(Rows from a dataset)
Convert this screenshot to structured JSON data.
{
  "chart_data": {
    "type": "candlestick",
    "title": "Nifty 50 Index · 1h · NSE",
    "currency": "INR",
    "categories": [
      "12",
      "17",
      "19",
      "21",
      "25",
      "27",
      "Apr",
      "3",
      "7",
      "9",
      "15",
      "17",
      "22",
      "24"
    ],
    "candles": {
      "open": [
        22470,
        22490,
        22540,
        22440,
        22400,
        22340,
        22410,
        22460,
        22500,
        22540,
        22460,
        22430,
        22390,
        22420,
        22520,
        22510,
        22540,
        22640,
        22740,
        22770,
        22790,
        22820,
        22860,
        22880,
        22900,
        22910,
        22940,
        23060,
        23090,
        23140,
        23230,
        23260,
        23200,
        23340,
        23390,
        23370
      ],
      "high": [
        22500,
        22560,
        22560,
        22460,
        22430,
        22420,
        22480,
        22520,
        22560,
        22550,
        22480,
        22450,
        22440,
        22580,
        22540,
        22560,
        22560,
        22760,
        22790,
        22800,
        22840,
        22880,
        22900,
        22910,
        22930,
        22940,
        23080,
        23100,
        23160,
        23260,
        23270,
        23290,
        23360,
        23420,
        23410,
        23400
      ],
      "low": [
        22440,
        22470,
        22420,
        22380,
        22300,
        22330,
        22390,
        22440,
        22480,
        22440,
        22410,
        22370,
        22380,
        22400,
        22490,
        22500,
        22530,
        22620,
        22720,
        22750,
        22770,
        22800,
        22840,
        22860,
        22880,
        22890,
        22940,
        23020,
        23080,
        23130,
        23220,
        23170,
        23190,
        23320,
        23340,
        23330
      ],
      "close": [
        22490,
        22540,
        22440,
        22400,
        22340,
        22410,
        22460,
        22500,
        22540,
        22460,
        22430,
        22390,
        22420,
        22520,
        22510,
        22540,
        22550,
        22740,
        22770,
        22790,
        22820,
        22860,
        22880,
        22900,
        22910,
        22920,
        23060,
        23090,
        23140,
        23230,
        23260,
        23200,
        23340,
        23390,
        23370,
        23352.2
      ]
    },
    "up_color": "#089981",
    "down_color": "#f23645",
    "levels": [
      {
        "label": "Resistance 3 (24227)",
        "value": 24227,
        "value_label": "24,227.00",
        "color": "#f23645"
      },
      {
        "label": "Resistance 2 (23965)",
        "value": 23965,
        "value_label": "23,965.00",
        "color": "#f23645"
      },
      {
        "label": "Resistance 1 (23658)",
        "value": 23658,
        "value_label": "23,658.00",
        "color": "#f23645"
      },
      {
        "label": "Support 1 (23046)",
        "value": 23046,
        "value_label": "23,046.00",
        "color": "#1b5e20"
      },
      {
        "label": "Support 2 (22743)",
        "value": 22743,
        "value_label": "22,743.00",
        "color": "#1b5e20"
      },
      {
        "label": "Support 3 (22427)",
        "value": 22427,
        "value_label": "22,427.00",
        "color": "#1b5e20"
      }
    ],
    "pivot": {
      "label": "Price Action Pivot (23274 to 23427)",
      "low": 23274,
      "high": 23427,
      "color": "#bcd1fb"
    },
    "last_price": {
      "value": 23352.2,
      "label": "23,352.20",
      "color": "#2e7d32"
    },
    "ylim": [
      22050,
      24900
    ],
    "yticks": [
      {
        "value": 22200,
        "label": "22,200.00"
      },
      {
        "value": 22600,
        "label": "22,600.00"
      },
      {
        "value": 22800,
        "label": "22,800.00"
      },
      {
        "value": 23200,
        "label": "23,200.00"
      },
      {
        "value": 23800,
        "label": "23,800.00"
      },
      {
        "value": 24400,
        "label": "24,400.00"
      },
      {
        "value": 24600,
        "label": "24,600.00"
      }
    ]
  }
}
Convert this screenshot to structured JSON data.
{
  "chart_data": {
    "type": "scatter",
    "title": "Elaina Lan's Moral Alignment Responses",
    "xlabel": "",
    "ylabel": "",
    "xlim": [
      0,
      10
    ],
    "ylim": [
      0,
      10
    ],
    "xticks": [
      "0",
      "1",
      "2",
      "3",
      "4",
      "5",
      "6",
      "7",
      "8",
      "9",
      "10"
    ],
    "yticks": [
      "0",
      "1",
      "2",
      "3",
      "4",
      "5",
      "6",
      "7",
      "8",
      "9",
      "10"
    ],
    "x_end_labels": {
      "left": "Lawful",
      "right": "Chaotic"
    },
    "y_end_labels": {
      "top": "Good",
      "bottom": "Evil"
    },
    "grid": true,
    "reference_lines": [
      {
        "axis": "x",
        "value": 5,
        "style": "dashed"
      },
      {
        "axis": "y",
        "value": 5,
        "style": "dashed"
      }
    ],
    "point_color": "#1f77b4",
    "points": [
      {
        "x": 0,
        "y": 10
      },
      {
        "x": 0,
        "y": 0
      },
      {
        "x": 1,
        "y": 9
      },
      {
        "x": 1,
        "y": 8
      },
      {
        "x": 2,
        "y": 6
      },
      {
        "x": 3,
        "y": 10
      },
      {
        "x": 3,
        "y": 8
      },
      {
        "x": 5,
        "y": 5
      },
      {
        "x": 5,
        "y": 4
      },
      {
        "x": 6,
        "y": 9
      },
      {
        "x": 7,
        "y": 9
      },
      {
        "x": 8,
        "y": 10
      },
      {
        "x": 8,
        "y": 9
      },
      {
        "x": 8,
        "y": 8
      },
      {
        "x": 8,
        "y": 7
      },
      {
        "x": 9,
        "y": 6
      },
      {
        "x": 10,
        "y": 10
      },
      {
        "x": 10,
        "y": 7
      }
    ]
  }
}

§ **Task instructions**
Reproduce each line of the material above precisely.

§ **Result of this task**
Convert this screenshot to structured JSON data.
{
  "chart_data": {
    "type": "candlestick",
    "title": "Nifty 50 Index · 1h · NSE",
    "currency": "INR",
    "categories": [
      "12",
      "17",
      "19",
      "21",
      "25",
      "27",
      "Apr",
      "3",
      "7",
      "9",
      "15",
      "17",
      "22",
      "24"
    ],
    "candles": {
      "open": [
        22470,
        22490,
        22540,
        22440,
        22400,
        22340,
        22410,
        22460,
        22500,
        22540,
        22460,
        22430,
        22390,
        22420,
        22520,
        22510,
        22540,
        22640,
        22740,
        22770,
        22790,
        22820,
        22860,
        22880,
        22900,
        22910,
        22940,
        23060,
        23090,
        23140,
        23230,
        23260,
        23200,
        23340,
        23390,
        23370
      ],
      "high": [
        22500,
        22560,
        22560,
        22460,
        22430,
        22420,
        22480,
        22520,
        22560,
        22550,
        22480,
        22450,
        22440,
        22580,
        22540,
        22560,
        22560,
        22760,
        22790,
        22800,
        22840,
        22880,
        22900,
        22910,
        22930,
        22940,
        23080,
        23100,
        23160,
        23260,
        23270,
        23290,
        23360,
        23420,
        23410,
        23400
      ],
      "low": [
        22440,
        22470,
        22420,
        22380,
        22300,
        22330,
        22390,
        22440,
        22480,
        22440,
        22410,
        22370,
        22380,
        22400,
        22490,
        22500,
        22530,
        22620,
        22720,
        22750,
        22770,
        22800,
        22840,
        22860,
        22880,
        22890,
        22940,
        23020,
        23080,
        23130,
        23220,
        23170,
        23190,
        23320,
        23340,
        23330
      ],
      "close": [
        22490,
        22540,
        22440,
        22400,
        22340,
        22410,
        22460,
        22500,
        22540,
        22460,
        22430,
        22390,
        22420,
        22520,
        22510,
        22540,
        22550,
        22740,
        22770,
        22790,
        22820,
        22860,
        22880,
        22900,
        22910,
        22920,
        23060,
        23090,
        23140,
        23230,
        23260,
        23200,
        23340,
        23390,
        23370,
        23352.2
      ]
    },
    "up_color": "#089981",
    "down_color": "#f23645",
    "levels": [
      {
        "label": "Resistance 3 (24227)",
        "value": 24227,
        "value_label": "24,227.00",
        "color": "#f23645"
      },
      {
        "label": "Resistance 2 (23965)",
        "value": 23965,
        "value_label": "23,965.00",
        "color": "#f23645"
      },
      {
        "label": "Resistance 1 (23658)",
        "value": 23658,
        "value_label": "23,658.00",
        "color": "#f23645"
      },
      {
        "label": "Support 1 (23046)",
        "value": 23046,
        "value_label": "23,046.00",
        "color": "#1b5e20"
      },
      {
        "label": "Support 2 (22743)",
        "value": 22743,
        "value_label": "22,743.00",
        "color": "#1b5e20"
      },
      {
        "label": "Support 3 (22427)",
        "value": 22427,
        "value_label": "22,427.00",
        "color": "#1b5e20"
      }
    ],
    "pivot": {
      "label": "Price Action Pivot (23274 to 23427)",
      "low": 23274,
      "high": 23427,
      "color": "#bcd1fb"
    },
    "last_price": {
      "value": 23352.2,
      "label": "23,352.20",
      "color": "#2e7d32"
    },
    "ylim": [
      22050,
      24900
    ],
    "yticks": [
      {
        "value": 22200,
        "label": "22,200.00"
      },
      {
        "value": 22600,
        "label": "22,600.00"
      },
      {
        "value": 22800,
        "label": "22,800.00"
      },
      {
        "value": 23200,
        "label": "23,200.00"
      },
      {
        "value": 23800,
        "label": "23,800.00"
      },
      {
        "value": 24400,
        "label": "24,400.00"
      },
      {
        "value": 24600,
        "label": "24,600.00"
      }
    ]
  }
}
Convert this screenshot to structured JSON data.
{
  "chart_data": {
    "type": "scatter",
    "title": "Elaina Lan's Moral Alignment Responses",
    "xlabel": "",
    "ylabel": "",
    "xlim": [
      0,
      10
    ],
    "ylim": [
      0,
      10
    ],
    "xticks": [
      "0",
      "1",
      "2",
      "3",
      "4",
      "5",
      "6",
      "7",
      "8",
      "9",
      "10"
    ],
    "yticks": [
      "0",
      "1",
      "2",
      "3",
      "4",
      "5",
      "6",
      "7",
      "8",
      "9",
      "10"
    ],
    "x_end_labels": {
      "left": "Lawful",
      "right": "Chaotic"
    },
    "y_end_labels": {
      "top": "Good",
      "bottom": "Evil"
    },
    "grid": true,
    "reference_lines": [
      {
        "axis": "x",
        "value": 5,
        "style": "dashed"
      },
      {
        "axis": "y",
        "value": 5,
        "style": "dashed"
      }
    ],
    "point_color": "#1f77b4",
    "points": [
      {
        "x": 0,
        "y": 10
      },
      {
        "x": 0,
        "y": 0
      },
      {
        "x": 1,
        "y": 9
      },
      {
        "x": 1,
        "y": 8
      },
      {
        "x": 2,
        "y": 6
      },
      {
        "x": 3,
        "y": 10
      },
      {
        "x": 3,
        "y": 8
      },
      {
        "x": 5,
        "y": 5
      },
      {
        "x": 5,
        "y": 4
      },
      {
        "x": 6,
        "y": 9
      },
      {
        "x": 7,
        "y": 9
      },
      {
        "x": 8,
        "y": 10
      },
      {
        "x": 8,
        "y": 9
      },
      {
        "x": 8,
        "y": 8
      },
      {
        "x": 8,
        "y": 7
      },
      {
        "x": 9,
        "y": 6
      },
      {
        "x": 10,
        "y": 10
      },
      {
        "x": 10,
        "y": 7
      }
    ]
  }
}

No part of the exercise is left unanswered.